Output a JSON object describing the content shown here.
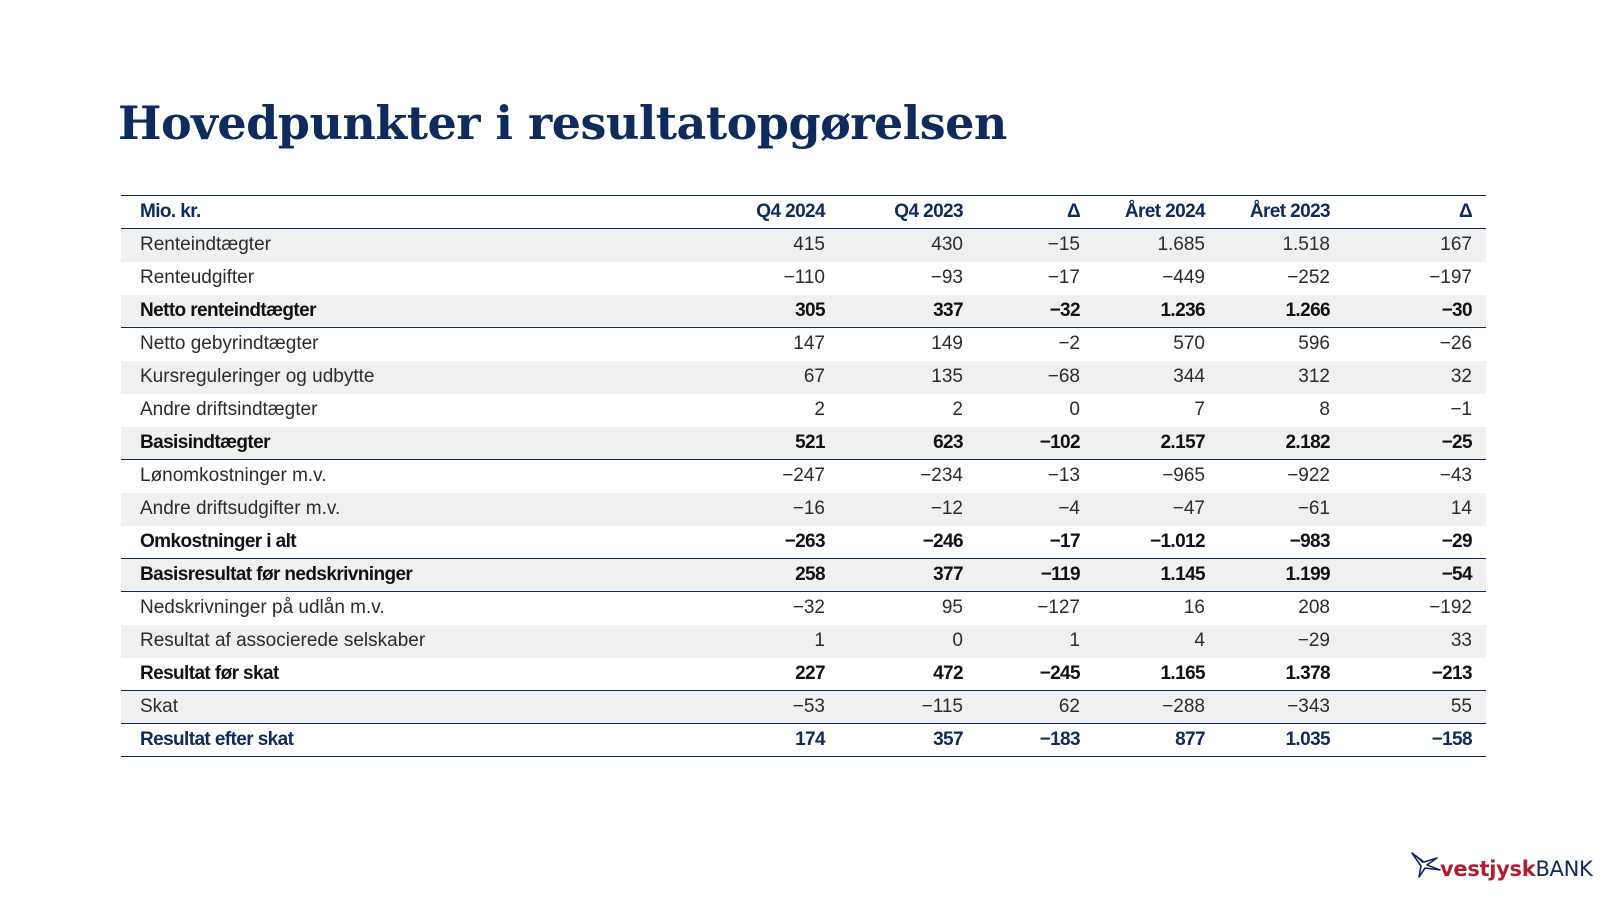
{
  "title": "Hovedpunkter i resultatopgørelsen",
  "table": {
    "headers": [
      "Mio. kr.",
      "Q4 2024",
      "Q4 2023",
      "Δ",
      "Året 2024",
      "Året 2023",
      "Δ"
    ],
    "rows": [
      {
        "label": "Renteindtægter",
        "values": [
          "415",
          "430",
          "−15",
          "1.685",
          "1.518",
          "167"
        ]
      },
      {
        "label": "Renteudgifter",
        "values": [
          "−110",
          "−93",
          "−17",
          "−449",
          "−252",
          "−197"
        ]
      },
      {
        "label": "Netto renteindtægter",
        "values": [
          "305",
          "337",
          "−32",
          "1.236",
          "1.266",
          "−30"
        ]
      },
      {
        "label": "Netto gebyrindtægter",
        "values": [
          "147",
          "149",
          "−2",
          "570",
          "596",
          "−26"
        ]
      },
      {
        "label": "Kursreguleringer og udbytte",
        "values": [
          "67",
          "135",
          "−68",
          "344",
          "312",
          "32"
        ]
      },
      {
        "label": "Andre driftsindtægter",
        "values": [
          "2",
          "2",
          "0",
          "7",
          "8",
          "−1"
        ]
      },
      {
        "label": "Basisindtægter",
        "values": [
          "521",
          "623",
          "−102",
          "2.157",
          "2.182",
          "−25"
        ]
      },
      {
        "label": "Lønomkostninger m.v.",
        "values": [
          "−247",
          "−234",
          "−13",
          "−965",
          "−922",
          "−43"
        ]
      },
      {
        "label": "Andre driftsudgifter m.v.",
        "values": [
          "−16",
          "−12",
          "−4",
          "−47",
          "−61",
          "14"
        ]
      },
      {
        "label": "Omkostninger i alt",
        "values": [
          "−263",
          "−246",
          "−17",
          "−1.012",
          "−983",
          "−29"
        ]
      },
      {
        "label": "Basisresultat før nedskrivninger",
        "values": [
          "258",
          "377",
          "−119",
          "1.145",
          "1.199",
          "−54"
        ]
      },
      {
        "label": "Nedskrivninger på udlån m.v.",
        "values": [
          "−32",
          "95",
          "−127",
          "16",
          "208",
          "−192"
        ]
      },
      {
        "label": "Resultat af associerede selskaber",
        "values": [
          "1",
          "0",
          "1",
          "4",
          "−29",
          "33"
        ]
      },
      {
        "label": "Resultat før skat",
        "values": [
          "227",
          "472",
          "−245",
          "1.165",
          "1.378",
          "−213"
        ]
      },
      {
        "label": "Skat",
        "values": [
          "−53",
          "−115",
          "62",
          "−288",
          "−343",
          "55"
        ]
      },
      {
        "label": "Resultat efter skat",
        "values": [
          "174",
          "357",
          "−183",
          "877",
          "1.035",
          "−158"
        ]
      }
    ]
  },
  "logo": {
    "part1": "vestjysk",
    "part2": "BANK"
  },
  "colors": {
    "navy": "#0f2a5c",
    "stripe": "#f0f0f0",
    "logo_red": "#b11f2e"
  }
}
########################################
▸ Requirement
Return each line in the records that holds the string "Netto".

▸ Completed exercise
        "label": "Netto renteindtægter",
        "label": "Netto gebyrindtægter",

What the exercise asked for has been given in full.